■ The input ■
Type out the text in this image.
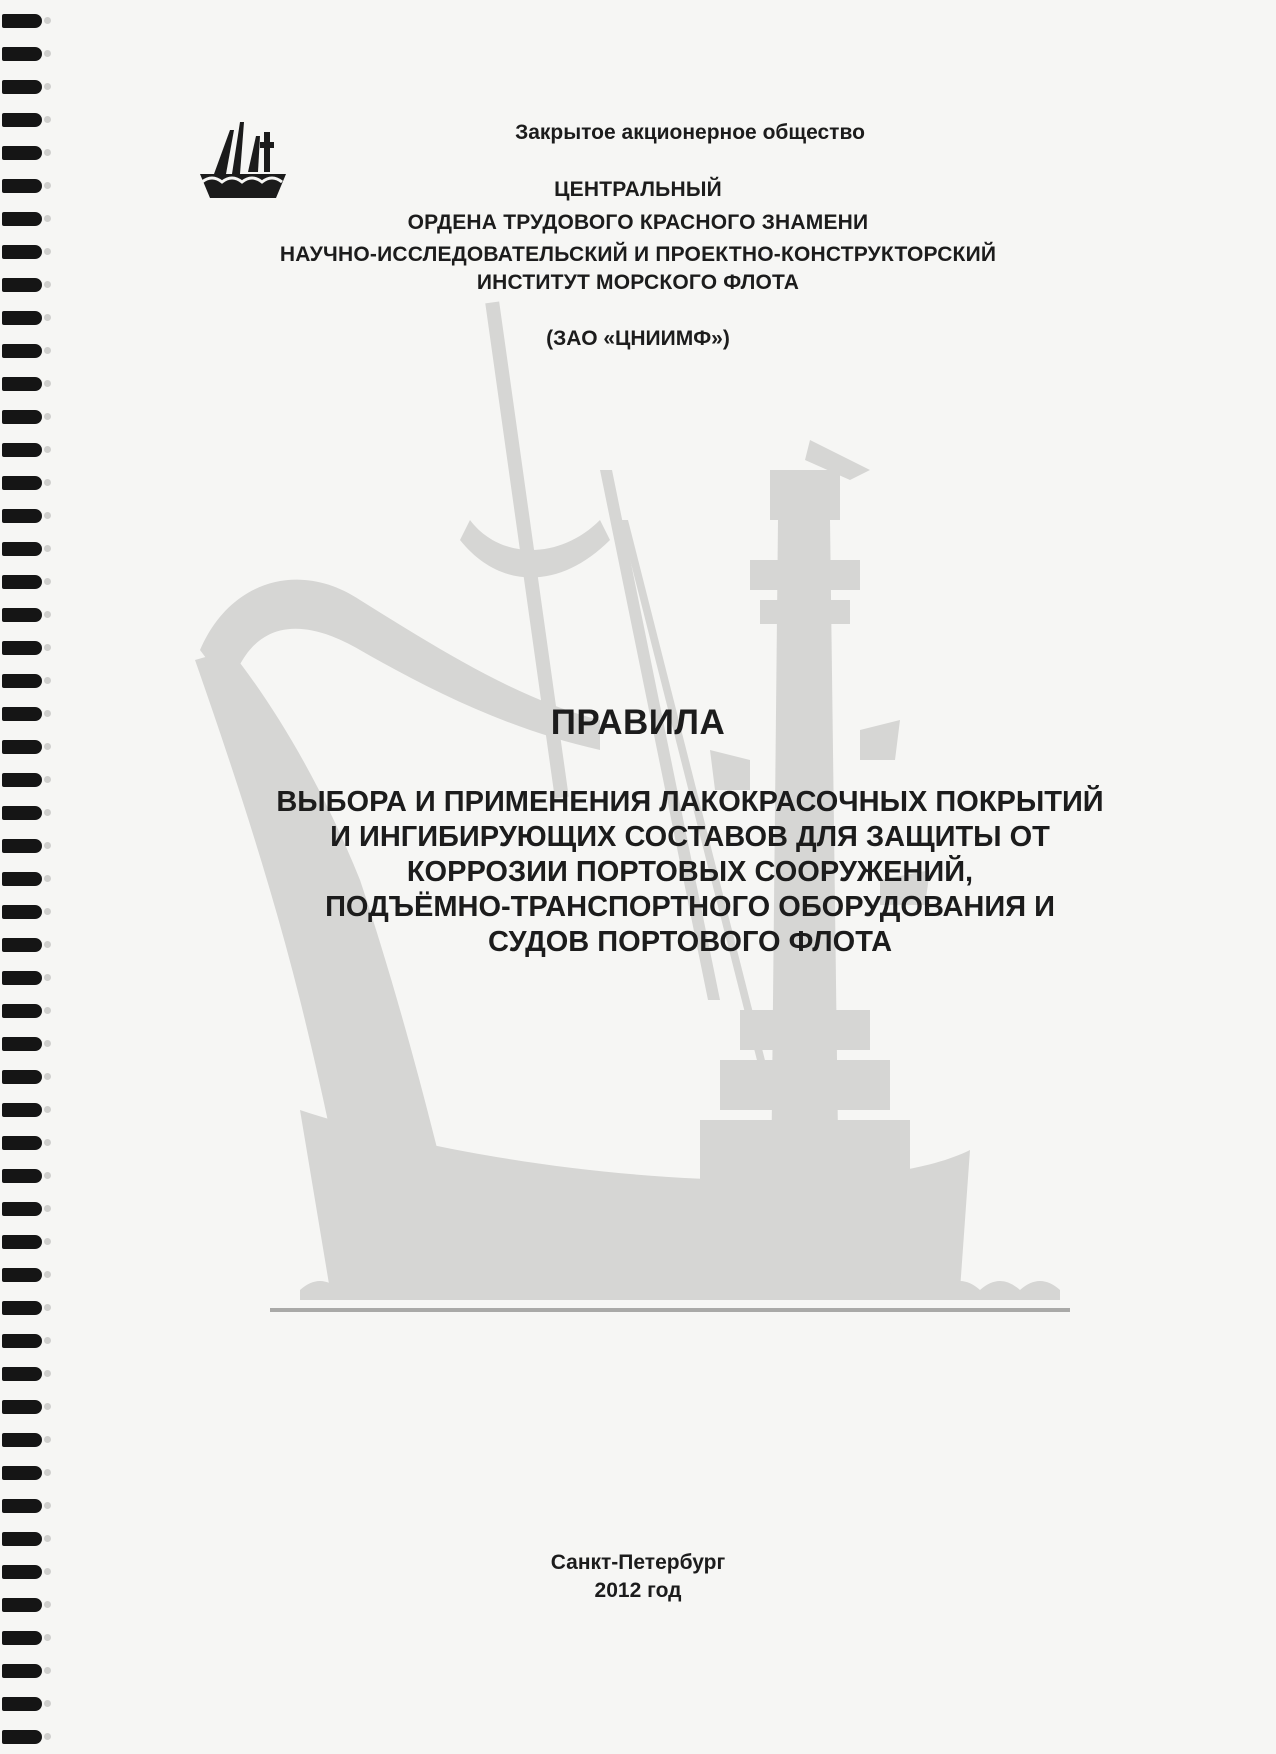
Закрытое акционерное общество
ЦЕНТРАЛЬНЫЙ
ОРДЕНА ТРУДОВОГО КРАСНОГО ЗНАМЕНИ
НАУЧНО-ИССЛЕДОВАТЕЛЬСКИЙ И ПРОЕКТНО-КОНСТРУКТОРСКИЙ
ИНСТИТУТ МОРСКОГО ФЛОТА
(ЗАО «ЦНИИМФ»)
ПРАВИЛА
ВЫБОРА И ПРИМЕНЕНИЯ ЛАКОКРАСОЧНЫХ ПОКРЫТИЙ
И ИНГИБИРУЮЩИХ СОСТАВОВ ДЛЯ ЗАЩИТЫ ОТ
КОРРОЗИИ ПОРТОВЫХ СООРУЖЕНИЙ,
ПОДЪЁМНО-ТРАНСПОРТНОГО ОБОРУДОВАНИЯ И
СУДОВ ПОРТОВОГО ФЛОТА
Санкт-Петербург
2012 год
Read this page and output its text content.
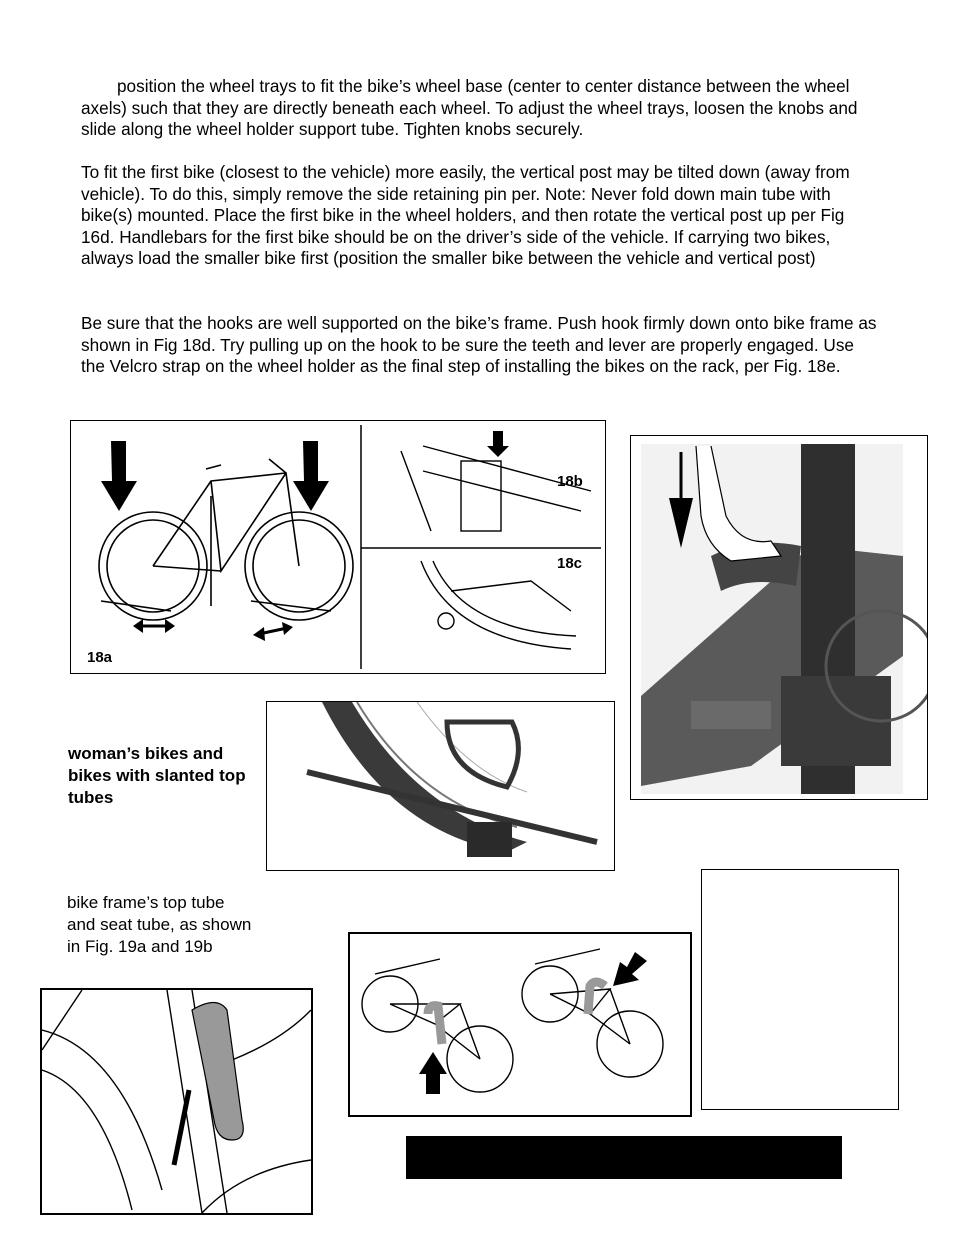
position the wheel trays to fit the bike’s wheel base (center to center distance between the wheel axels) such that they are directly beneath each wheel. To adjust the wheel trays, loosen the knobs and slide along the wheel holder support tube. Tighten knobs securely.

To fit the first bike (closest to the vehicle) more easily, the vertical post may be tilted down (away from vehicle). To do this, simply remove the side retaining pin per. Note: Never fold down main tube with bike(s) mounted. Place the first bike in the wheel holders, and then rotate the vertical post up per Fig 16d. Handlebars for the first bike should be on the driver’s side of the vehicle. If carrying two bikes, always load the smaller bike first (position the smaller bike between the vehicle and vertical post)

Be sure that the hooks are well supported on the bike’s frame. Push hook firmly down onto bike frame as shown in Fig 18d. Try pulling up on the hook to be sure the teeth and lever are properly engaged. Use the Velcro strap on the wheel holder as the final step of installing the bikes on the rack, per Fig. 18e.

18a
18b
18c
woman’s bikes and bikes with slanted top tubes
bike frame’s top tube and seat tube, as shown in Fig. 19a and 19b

■ Problem to solve ■
Search the records for the word "text" and copy every line where it occurs.

■ Output for this task ■
Type out the text in this image.
Read this page and output its text content.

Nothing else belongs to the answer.